───── Stored rows

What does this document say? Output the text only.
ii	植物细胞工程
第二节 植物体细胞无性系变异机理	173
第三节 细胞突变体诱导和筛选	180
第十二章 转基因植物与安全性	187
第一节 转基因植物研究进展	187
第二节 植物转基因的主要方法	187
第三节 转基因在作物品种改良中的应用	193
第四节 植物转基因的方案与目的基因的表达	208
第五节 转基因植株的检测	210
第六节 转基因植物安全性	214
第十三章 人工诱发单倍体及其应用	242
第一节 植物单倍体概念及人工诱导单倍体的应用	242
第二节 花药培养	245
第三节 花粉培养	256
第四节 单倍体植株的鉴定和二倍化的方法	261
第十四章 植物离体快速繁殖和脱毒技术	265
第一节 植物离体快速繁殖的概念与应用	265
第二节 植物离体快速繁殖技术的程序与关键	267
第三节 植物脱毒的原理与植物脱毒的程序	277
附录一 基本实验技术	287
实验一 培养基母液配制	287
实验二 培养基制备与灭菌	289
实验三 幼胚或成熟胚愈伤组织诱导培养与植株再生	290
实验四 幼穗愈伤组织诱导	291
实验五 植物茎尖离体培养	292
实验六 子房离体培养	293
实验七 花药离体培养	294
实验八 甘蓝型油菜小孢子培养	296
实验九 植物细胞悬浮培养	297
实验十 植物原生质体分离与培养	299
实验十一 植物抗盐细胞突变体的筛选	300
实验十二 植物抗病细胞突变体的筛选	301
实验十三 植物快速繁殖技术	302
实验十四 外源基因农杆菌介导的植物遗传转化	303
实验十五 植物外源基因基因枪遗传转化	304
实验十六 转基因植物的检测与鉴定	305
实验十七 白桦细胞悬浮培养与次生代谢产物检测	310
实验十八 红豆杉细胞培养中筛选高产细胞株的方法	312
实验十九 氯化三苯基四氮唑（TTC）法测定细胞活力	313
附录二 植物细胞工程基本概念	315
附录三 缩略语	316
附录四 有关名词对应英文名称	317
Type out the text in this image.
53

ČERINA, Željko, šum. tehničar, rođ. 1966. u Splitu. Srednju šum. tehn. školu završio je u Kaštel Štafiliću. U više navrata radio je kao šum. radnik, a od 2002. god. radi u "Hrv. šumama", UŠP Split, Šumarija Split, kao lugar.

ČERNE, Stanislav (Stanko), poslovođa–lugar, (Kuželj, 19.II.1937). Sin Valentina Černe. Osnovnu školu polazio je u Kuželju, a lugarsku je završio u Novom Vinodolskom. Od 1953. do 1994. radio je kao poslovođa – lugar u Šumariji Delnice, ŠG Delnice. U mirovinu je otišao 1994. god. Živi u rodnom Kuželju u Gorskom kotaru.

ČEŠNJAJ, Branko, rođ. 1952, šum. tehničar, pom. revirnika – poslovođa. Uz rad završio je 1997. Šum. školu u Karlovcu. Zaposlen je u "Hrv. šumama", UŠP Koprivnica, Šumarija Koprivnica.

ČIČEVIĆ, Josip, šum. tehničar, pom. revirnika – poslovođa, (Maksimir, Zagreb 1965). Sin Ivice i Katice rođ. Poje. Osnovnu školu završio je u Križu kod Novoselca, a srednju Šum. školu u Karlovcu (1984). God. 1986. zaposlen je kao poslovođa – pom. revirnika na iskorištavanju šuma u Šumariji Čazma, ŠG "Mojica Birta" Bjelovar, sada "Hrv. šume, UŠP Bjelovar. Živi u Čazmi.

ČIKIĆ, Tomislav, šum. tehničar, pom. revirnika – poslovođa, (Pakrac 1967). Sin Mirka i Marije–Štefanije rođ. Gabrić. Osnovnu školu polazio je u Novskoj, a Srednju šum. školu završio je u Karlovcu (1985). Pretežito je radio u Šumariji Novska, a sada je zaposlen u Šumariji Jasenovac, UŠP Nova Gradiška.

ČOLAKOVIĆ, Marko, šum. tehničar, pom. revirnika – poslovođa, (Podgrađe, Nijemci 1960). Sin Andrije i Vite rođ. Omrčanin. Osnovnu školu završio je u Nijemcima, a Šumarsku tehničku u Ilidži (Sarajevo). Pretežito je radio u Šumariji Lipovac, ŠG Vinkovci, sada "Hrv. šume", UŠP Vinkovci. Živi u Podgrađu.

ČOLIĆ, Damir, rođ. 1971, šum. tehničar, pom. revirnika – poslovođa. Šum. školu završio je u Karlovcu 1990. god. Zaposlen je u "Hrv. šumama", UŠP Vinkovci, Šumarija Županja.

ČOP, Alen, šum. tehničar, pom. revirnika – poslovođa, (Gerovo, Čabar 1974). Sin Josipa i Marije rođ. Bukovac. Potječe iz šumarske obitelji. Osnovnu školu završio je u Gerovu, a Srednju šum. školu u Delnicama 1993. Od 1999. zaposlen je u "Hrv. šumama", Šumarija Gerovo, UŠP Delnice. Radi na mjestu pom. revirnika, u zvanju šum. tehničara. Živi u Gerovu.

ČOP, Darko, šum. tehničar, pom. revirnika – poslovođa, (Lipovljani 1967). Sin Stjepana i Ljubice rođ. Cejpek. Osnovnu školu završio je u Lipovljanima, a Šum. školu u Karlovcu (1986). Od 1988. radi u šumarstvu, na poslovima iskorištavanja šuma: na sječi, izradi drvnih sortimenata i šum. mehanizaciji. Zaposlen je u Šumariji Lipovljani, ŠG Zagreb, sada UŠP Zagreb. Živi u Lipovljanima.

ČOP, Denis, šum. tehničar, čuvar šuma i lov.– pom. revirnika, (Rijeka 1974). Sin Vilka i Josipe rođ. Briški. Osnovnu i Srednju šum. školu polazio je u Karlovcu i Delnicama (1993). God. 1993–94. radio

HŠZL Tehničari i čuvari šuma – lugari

──────────

▶ [Short problem]
Pull every line containing the word "text" out of the entries above.

▶ [Complete response]
What does this document say? Output the text only.
Type out the text in this image.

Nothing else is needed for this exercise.